Aim: Determine how many lines of the material hold the string "YEARS" and reply with only that number.

-- start of Material for this task --

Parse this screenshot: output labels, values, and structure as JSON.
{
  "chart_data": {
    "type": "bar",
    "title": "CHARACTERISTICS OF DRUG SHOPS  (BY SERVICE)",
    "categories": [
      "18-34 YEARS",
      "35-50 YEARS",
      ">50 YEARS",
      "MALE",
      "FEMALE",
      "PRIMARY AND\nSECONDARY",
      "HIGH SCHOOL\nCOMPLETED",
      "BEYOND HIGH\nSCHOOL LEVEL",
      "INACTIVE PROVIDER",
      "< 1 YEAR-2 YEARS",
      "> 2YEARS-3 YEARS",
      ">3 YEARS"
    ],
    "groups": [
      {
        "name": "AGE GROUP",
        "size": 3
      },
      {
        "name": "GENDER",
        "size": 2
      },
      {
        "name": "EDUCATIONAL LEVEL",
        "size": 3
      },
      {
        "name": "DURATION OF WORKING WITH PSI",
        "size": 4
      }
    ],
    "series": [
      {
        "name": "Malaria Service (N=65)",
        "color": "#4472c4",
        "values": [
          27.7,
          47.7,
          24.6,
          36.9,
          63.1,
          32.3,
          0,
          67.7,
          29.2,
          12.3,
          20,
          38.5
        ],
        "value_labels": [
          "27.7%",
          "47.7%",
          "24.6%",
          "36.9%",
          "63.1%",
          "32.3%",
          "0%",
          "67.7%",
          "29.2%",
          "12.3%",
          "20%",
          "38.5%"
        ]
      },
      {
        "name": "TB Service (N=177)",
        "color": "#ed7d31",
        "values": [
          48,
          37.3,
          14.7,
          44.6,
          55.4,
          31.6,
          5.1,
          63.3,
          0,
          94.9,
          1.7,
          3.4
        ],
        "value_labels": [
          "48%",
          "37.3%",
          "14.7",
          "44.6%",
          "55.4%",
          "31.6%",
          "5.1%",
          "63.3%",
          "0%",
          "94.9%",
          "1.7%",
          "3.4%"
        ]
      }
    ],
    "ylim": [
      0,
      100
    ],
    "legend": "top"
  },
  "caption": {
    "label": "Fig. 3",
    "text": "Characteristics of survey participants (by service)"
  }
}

-- end of Material for this task --

Output: 6